• WHAT THE TASK REQUIRES: Copy every line of the data exactly, leaving nothing out.

==*==

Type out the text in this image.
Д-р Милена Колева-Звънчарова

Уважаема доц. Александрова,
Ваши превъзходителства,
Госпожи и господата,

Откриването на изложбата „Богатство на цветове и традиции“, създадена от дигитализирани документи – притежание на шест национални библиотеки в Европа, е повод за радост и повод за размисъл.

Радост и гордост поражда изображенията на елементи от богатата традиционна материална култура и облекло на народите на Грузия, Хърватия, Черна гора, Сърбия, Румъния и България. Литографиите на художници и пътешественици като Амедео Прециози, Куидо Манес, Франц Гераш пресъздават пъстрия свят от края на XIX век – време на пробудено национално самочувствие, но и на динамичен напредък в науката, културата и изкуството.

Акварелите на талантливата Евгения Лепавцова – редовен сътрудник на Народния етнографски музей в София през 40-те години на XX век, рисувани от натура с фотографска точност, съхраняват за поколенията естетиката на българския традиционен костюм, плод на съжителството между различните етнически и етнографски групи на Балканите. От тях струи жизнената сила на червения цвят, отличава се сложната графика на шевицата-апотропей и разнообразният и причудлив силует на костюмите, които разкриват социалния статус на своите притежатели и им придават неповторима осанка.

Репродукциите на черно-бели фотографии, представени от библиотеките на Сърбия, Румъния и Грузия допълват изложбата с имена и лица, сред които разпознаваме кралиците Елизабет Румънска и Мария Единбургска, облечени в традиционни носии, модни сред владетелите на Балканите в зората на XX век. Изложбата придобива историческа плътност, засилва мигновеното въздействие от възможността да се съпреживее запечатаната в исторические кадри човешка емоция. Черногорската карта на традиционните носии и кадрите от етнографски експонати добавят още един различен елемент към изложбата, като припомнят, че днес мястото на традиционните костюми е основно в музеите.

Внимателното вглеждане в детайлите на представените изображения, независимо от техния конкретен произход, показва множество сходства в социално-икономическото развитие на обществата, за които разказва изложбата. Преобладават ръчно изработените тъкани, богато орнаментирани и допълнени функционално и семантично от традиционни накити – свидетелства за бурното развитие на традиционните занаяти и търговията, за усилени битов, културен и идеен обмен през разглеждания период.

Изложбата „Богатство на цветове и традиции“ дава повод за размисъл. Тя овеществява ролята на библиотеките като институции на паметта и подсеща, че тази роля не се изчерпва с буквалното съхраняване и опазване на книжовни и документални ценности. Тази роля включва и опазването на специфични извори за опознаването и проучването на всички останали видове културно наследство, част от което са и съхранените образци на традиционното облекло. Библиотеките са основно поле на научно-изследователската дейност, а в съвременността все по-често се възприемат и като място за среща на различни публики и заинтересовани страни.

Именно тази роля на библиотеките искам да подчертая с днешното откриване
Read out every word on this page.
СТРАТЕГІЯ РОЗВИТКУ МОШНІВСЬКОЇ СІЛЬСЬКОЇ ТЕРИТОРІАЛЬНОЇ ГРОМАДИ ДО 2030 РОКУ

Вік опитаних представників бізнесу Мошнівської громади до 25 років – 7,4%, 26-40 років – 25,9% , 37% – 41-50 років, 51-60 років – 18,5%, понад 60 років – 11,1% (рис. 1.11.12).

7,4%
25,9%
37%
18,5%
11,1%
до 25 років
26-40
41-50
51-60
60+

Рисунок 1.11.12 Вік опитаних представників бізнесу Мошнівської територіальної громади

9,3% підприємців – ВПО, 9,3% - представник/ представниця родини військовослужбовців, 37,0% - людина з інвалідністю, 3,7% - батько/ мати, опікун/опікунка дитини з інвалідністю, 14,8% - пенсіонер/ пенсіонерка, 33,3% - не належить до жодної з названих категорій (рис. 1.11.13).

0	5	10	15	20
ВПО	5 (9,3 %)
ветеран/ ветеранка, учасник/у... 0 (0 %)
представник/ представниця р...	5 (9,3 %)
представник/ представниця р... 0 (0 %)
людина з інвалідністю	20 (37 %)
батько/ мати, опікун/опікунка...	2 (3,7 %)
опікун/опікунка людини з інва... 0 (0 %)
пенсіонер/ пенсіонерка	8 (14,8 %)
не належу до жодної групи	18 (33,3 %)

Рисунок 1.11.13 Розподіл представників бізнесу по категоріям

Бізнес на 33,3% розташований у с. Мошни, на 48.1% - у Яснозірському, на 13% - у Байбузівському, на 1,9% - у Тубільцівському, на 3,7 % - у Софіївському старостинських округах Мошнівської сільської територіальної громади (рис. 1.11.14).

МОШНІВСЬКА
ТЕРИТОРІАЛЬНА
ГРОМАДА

==*==

• COMPLETE OUTPUT:
Type out the text in this image.
Д-р Милена Колева-Звънчарова

Уважаема доц. Александрова,
Ваши превъзходителства,
Госпожи и господата,

Откриването на изложбата „Богатство на цветове и традиции“, създадена от дигитализирани документи – притежание на шест национални библиотеки в Европа, е повод за радост и повод за размисъл.

Радост и гордост поражда изображенията на елементи от богатата традиционна материална култура и облекло на народите на Грузия, Хърватия, Черна гора, Сърбия, Румъния и България. Литографиите на художници и пътешественици като Амедео Прециози, Куидо Манес, Франц Гераш пресъздават пъстрия свят от края на XIX век – време на пробудено национално самочувствие, но и на динамичен напредък в науката, културата и изкуството.

Акварелите на талантливата Евгения Лепавцова – редовен сътрудник на Народния етнографски музей в София през 40-те години на XX век, рисувани от натура с фотографска точност, съхраняват за поколенията естетиката на българския традиционен костюм, плод на съжителството между различните етнически и етнографски групи на Балканите. От тях струи жизнената сила на червения цвят, отличава се сложната графика на шевицата-апотропей и разнообразният и причудлив силует на костюмите, които разкриват социалния статус на своите притежатели и им придават неповторима осанка.

Репродукциите на черно-бели фотографии, представени от библиотеките на Сърбия, Румъния и Грузия допълват изложбата с имена и лица, сред които разпознаваме кралиците Елизабет Румънска и Мария Единбургска, облечени в традиционни носии, модни сред владетелите на Балканите в зората на XX век. Изложбата придобива историческа плътност, засилва мигновеното въздействие от възможността да се съпреживее запечатаната в исторические кадри човешка емоция. Черногорската карта на традиционните носии и кадрите от етнографски експонати добавят още един различен елемент към изложбата, като припомнят, че днес мястото на традиционните костюми е основно в музеите.

Внимателното вглеждане в детайлите на представените изображения, независимо от техния конкретен произход, показва множество сходства в социално-икономическото развитие на обществата, за които разказва изложбата. Преобладават ръчно изработените тъкани, богато орнаментирани и допълнени функционално и семантично от традиционни накити – свидетелства за бурното развитие на традиционните занаяти и търговията, за усилени битов, културен и идеен обмен през разглеждания период.

Изложбата „Богатство на цветове и традиции“ дава повод за размисъл. Тя овеществява ролята на библиотеките като институции на паметта и подсеща, че тази роля не се изчерпва с буквалното съхраняване и опазване на книжовни и документални ценности. Тази роля включва и опазването на специфични извори за опознаването и проучването на всички останали видове културно наследство, част от което са и съхранените образци на традиционното облекло. Библиотеките са основно поле на научно-изследователската дейност, а в съвременността все по-често се възприемат и като място за среща на различни публики и заинтересовани страни.

Именно тази роля на библиотеките искам да подчертая с днешното откриване
Read out every word on this page.
СТРАТЕГІЯ РОЗВИТКУ МОШНІВСЬКОЇ СІЛЬСЬКОЇ ТЕРИТОРІАЛЬНОЇ ГРОМАДИ ДО 2030 РОКУ

Вік опитаних представників бізнесу Мошнівської громади до 25 років – 7,4%, 26-40 років – 25,9% , 37% – 41-50 років, 51-60 років – 18,5%, понад 60 років – 11,1% (рис. 1.11.12).

7,4%
25,9%
37%
18,5%
11,1%
до 25 років
26-40
41-50
51-60
60+

Рисунок 1.11.12 Вік опитаних представників бізнесу Мошнівської територіальної громади

9,3% підприємців – ВПО, 9,3% - представник/ представниця родини військовослужбовців, 37,0% - людина з інвалідністю, 3,7% - батько/ мати, опікун/опікунка дитини з інвалідністю, 14,8% - пенсіонер/ пенсіонерка, 33,3% - не належить до жодної з названих категорій (рис. 1.11.13).

0	5	10	15	20
ВПО	5 (9,3 %)
ветеран/ ветеранка, учасник/у... 0 (0 %)
представник/ представниця р...	5 (9,3 %)
представник/ представниця р... 0 (0 %)
людина з інвалідністю	20 (37 %)
батько/ мати, опікун/опікунка...	2 (3,7 %)
опікун/опікунка людини з інва... 0 (0 %)
пенсіонер/ пенсіонерка	8 (14,8 %)
не належу до жодної групи	18 (33,3 %)

Рисунок 1.11.13 Розподіл представників бізнесу по категоріям

Бізнес на 33,3% розташований у с. Мошни, на 48.1% - у Яснозірському, на 13% - у Байбузівському, на 1,9% - у Тубільцівському, на 3,7 % - у Софіївському старостинських округах Мошнівської сільської територіальної громади (рис. 1.11.14).

МОШНІВСЬКА
ТЕРИТОРІАЛЬНА
ГРОМАДА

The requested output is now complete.